YOUR TASK >>
Pick out the lines below that include the string "count".

DATA FOR THIS TASK >>
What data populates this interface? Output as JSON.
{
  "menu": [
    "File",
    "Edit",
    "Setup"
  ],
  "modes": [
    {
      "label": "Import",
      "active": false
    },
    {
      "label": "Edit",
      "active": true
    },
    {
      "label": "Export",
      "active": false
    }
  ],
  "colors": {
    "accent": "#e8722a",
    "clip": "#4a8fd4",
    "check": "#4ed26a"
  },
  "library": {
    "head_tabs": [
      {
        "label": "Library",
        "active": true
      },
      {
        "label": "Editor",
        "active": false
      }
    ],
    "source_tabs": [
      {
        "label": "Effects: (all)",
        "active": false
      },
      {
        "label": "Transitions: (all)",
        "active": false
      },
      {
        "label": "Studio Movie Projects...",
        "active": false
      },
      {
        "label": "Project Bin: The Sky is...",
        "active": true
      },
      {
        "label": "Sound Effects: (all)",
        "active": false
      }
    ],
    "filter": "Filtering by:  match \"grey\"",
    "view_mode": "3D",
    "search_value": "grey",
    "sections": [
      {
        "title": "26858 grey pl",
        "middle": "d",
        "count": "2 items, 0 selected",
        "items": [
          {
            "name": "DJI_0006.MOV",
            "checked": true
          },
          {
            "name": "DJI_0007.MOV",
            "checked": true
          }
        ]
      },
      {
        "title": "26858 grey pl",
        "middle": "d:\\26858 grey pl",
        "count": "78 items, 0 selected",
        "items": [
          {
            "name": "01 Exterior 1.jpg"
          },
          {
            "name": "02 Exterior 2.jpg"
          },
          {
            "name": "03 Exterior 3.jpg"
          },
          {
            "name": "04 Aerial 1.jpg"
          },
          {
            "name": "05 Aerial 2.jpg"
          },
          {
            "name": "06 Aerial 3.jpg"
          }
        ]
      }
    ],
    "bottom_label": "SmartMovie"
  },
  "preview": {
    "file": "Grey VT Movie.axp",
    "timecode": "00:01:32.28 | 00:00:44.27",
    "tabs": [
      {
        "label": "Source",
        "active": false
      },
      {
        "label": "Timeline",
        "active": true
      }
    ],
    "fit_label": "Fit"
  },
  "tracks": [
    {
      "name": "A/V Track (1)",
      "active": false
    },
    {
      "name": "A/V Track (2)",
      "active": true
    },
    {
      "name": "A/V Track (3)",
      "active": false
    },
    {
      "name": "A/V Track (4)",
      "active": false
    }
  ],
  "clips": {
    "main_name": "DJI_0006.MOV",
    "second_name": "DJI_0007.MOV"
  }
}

REPLY >>
        "count": "2 items, 0 selected",
        "count": "78 items, 0 selected",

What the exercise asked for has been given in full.